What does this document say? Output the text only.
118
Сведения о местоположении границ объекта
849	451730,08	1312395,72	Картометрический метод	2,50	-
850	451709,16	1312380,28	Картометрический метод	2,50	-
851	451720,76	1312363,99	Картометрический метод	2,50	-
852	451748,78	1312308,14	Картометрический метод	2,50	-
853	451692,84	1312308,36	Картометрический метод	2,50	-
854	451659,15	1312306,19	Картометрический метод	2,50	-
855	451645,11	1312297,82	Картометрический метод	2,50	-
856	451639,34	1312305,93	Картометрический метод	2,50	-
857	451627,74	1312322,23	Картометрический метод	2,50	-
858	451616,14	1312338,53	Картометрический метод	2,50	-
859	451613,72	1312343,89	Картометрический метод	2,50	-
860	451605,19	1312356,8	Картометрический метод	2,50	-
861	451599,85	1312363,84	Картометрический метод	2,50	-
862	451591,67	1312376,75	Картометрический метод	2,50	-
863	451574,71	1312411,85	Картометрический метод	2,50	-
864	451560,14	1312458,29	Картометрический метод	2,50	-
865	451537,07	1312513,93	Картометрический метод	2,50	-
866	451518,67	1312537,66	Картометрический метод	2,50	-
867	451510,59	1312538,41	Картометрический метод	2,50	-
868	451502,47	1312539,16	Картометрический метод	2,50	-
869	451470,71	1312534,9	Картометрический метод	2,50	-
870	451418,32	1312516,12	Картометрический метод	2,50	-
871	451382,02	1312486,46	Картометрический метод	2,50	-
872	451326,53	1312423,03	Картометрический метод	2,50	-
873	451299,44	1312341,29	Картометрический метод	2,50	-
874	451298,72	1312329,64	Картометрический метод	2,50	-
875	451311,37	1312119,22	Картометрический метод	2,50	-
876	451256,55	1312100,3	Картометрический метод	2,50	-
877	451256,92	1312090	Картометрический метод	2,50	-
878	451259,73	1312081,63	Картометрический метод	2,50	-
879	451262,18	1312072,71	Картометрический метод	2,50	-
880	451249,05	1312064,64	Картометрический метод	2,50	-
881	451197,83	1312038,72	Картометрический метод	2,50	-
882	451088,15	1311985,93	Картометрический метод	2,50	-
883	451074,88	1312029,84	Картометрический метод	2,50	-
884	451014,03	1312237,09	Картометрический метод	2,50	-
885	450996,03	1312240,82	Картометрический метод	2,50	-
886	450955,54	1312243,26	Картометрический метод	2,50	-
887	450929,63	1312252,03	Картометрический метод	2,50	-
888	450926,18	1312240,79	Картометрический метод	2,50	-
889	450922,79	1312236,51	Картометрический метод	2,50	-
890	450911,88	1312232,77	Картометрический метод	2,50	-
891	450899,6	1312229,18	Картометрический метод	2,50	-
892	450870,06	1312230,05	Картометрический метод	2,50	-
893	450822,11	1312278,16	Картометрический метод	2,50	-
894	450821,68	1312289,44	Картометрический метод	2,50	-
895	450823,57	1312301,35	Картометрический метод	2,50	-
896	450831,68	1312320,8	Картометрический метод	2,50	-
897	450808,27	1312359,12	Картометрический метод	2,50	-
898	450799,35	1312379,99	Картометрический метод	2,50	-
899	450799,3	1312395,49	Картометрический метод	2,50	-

__Exercise brief__
Repeat every record, keeping each word and mark exactly as it is.

__Full response__
What does this document say? Output the text only.
118
Сведения о местоположении границ объекта
849	451730,08	1312395,72	Картометрический метод	2,50	-
850	451709,16	1312380,28	Картометрический метод	2,50	-
851	451720,76	1312363,99	Картометрический метод	2,50	-
852	451748,78	1312308,14	Картометрический метод	2,50	-
853	451692,84	1312308,36	Картометрический метод	2,50	-
854	451659,15	1312306,19	Картометрический метод	2,50	-
855	451645,11	1312297,82	Картометрический метод	2,50	-
856	451639,34	1312305,93	Картометрический метод	2,50	-
857	451627,74	1312322,23	Картометрический метод	2,50	-
858	451616,14	1312338,53	Картометрический метод	2,50	-
859	451613,72	1312343,89	Картометрический метод	2,50	-
860	451605,19	1312356,8	Картометрический метод	2,50	-
861	451599,85	1312363,84	Картометрический метод	2,50	-
862	451591,67	1312376,75	Картометрический метод	2,50	-
863	451574,71	1312411,85	Картометрический метод	2,50	-
864	451560,14	1312458,29	Картометрический метод	2,50	-
865	451537,07	1312513,93	Картометрический метод	2,50	-
866	451518,67	1312537,66	Картометрический метод	2,50	-
867	451510,59	1312538,41	Картометрический метод	2,50	-
868	451502,47	1312539,16	Картометрический метод	2,50	-
869	451470,71	1312534,9	Картометрический метод	2,50	-
870	451418,32	1312516,12	Картометрический метод	2,50	-
871	451382,02	1312486,46	Картометрический метод	2,50	-
872	451326,53	1312423,03	Картометрический метод	2,50	-
873	451299,44	1312341,29	Картометрический метод	2,50	-
874	451298,72	1312329,64	Картометрический метод	2,50	-
875	451311,37	1312119,22	Картометрический метод	2,50	-
876	451256,55	1312100,3	Картометрический метод	2,50	-
877	451256,92	1312090	Картометрический метод	2,50	-
878	451259,73	1312081,63	Картометрический метод	2,50	-
879	451262,18	1312072,71	Картометрический метод	2,50	-
880	451249,05	1312064,64	Картометрический метод	2,50	-
881	451197,83	1312038,72	Картометрический метод	2,50	-
882	451088,15	1311985,93	Картометрический метод	2,50	-
883	451074,88	1312029,84	Картометрический метод	2,50	-
884	451014,03	1312237,09	Картометрический метод	2,50	-
885	450996,03	1312240,82	Картометрический метод	2,50	-
886	450955,54	1312243,26	Картометрический метод	2,50	-
887	450929,63	1312252,03	Картометрический метод	2,50	-
888	450926,18	1312240,79	Картометрический метод	2,50	-
889	450922,79	1312236,51	Картометрический метод	2,50	-
890	450911,88	1312232,77	Картометрический метод	2,50	-
891	450899,6	1312229,18	Картометрический метод	2,50	-
892	450870,06	1312230,05	Картометрический метод	2,50	-
893	450822,11	1312278,16	Картометрический метод	2,50	-
894	450821,68	1312289,44	Картометрический метод	2,50	-
895	450823,57	1312301,35	Картометрический метод	2,50	-
896	450831,68	1312320,8	Картометрический метод	2,50	-
897	450808,27	1312359,12	Картометрический метод	2,50	-
898	450799,35	1312379,99	Картометрический метод	2,50	-
899	450799,3	1312395,49	Картометрический метод	2,50	-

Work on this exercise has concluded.